-- ENTRIES --

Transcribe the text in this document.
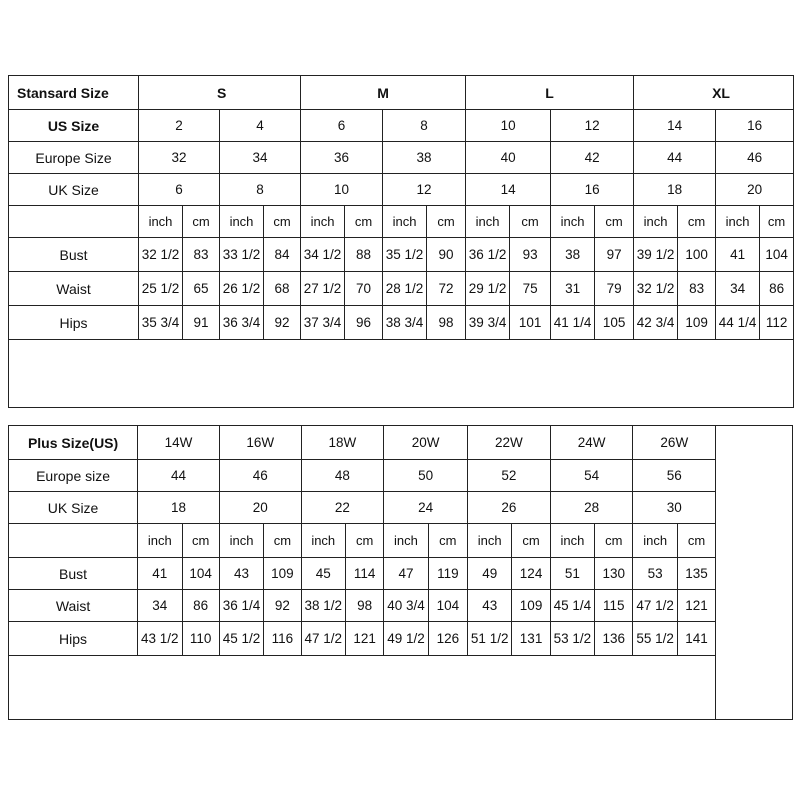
Stansard Size	S				M				L				XL			
US Size	2		4		6		8		10		12		14		16	
Europe Size	32		34		36		38		40		42		44		46	
UK Size	6		8		10		12		14		16		18		20	
	inch	cm	inch	cm	inch	cm	inch	cm	inch	cm	inch	cm	inch	cm	inch	cm
Bust	32 1/2	83	33 1/2	84	34 1/2	88	35 1/2	90	36 1/2	93	38	97	39 1/2	100	41	104
Waist	25 1/2	65	26 1/2	68	27 1/2	70	28 1/2	72	29 1/2	75	31	79	32 1/2	83	34	86
Hips	35 3/4	91	36 3/4	92	37 3/4	96	38 3/4	98	39 3/4	101	41 1/4	105	42 3/4	109	44 1/4	112

Plus Size(US)	14W		16W		18W		20W		22W		24W		26W		
Europe size	44		46		48		50		52		54		56		
UK Size	18		20		22		24		26		28		30		
	inch	cm	inch	cm	inch	cm	inch	cm	inch	cm	inch	cm	inch	cm	
Bust	41	104	43	109	45	114	47	119	49	124	51	130	53	135	
Waist	34	86	36 1/4	92	38 1/2	98	40 3/4	104	43	109	45 1/4	115	47 1/2	121	
Hips	43 1/2	110	45 1/2	116	47 1/2	121	49 1/2	126	51 1/2	131	53 1/2	136	55 1/2	141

-- TASK INSTRUCTIONS --
Count every line in the preceding entries where the string "Hips" appears, then state only the total.

-- TASK RESPONSE --
2